Data records:
"""
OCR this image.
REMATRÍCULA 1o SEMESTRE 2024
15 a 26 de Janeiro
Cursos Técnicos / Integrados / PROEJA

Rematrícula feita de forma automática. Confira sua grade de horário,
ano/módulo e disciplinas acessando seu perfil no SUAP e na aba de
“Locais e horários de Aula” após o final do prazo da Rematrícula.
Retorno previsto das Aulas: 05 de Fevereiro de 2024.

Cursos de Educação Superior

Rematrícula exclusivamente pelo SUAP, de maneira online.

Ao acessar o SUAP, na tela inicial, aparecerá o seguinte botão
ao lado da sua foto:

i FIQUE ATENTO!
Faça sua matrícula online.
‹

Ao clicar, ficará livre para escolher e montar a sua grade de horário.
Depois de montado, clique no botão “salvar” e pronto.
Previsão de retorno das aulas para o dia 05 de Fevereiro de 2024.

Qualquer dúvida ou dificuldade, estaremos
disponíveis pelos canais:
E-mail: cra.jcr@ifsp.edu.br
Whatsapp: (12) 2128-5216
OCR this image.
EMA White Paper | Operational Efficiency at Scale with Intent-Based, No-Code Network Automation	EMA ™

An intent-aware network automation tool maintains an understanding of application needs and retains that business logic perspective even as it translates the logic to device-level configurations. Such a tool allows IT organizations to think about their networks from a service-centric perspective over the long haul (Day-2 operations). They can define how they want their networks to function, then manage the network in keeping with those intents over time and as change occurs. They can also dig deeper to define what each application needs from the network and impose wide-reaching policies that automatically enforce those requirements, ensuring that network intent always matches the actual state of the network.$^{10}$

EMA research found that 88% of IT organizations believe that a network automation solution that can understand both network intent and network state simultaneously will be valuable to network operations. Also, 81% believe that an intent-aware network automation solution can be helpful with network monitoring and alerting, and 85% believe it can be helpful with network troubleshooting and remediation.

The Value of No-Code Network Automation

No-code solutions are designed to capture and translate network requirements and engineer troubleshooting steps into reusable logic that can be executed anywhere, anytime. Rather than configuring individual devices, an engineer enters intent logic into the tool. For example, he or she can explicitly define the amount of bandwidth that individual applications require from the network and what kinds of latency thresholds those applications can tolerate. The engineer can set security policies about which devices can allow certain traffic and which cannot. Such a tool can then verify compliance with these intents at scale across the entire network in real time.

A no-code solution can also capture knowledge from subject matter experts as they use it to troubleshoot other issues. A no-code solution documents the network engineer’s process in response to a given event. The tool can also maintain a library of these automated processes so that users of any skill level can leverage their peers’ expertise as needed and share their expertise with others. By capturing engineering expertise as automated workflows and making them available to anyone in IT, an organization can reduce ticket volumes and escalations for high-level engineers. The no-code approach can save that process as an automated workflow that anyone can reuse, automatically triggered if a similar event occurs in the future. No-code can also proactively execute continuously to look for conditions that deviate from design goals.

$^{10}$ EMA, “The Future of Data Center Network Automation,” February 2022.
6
"""
REQUIREMENT: Show the lines of the records that include the string "troubleshooting".

EXERCISE RESPONSE:
EMA research found that 88% of IT organizations believe that a network automation solution that can understand both network intent and network state simultaneously will be valuable to network operations. Also, 81% believe that an intent-aware network automation solution can be helpful with network monitoring and alerting, and 85% believe it can be helpful with network troubleshooting and remediation.
No-code solutions are designed to capture and translate network requirements and engineer troubleshooting steps into reusable logic that can be executed anywhere, anytime. Rather than configuring individual devices, an engineer enters intent logic into the tool. For example, he or she can explicitly define the amount of bandwidth that individual applications require from the network and what kinds of latency thresholds those applications can tolerate. The engineer can set security policies about which devices can allow certain traffic and which cannot. Such a tool can then verify compliance with these intents at scale across the entire network in real time.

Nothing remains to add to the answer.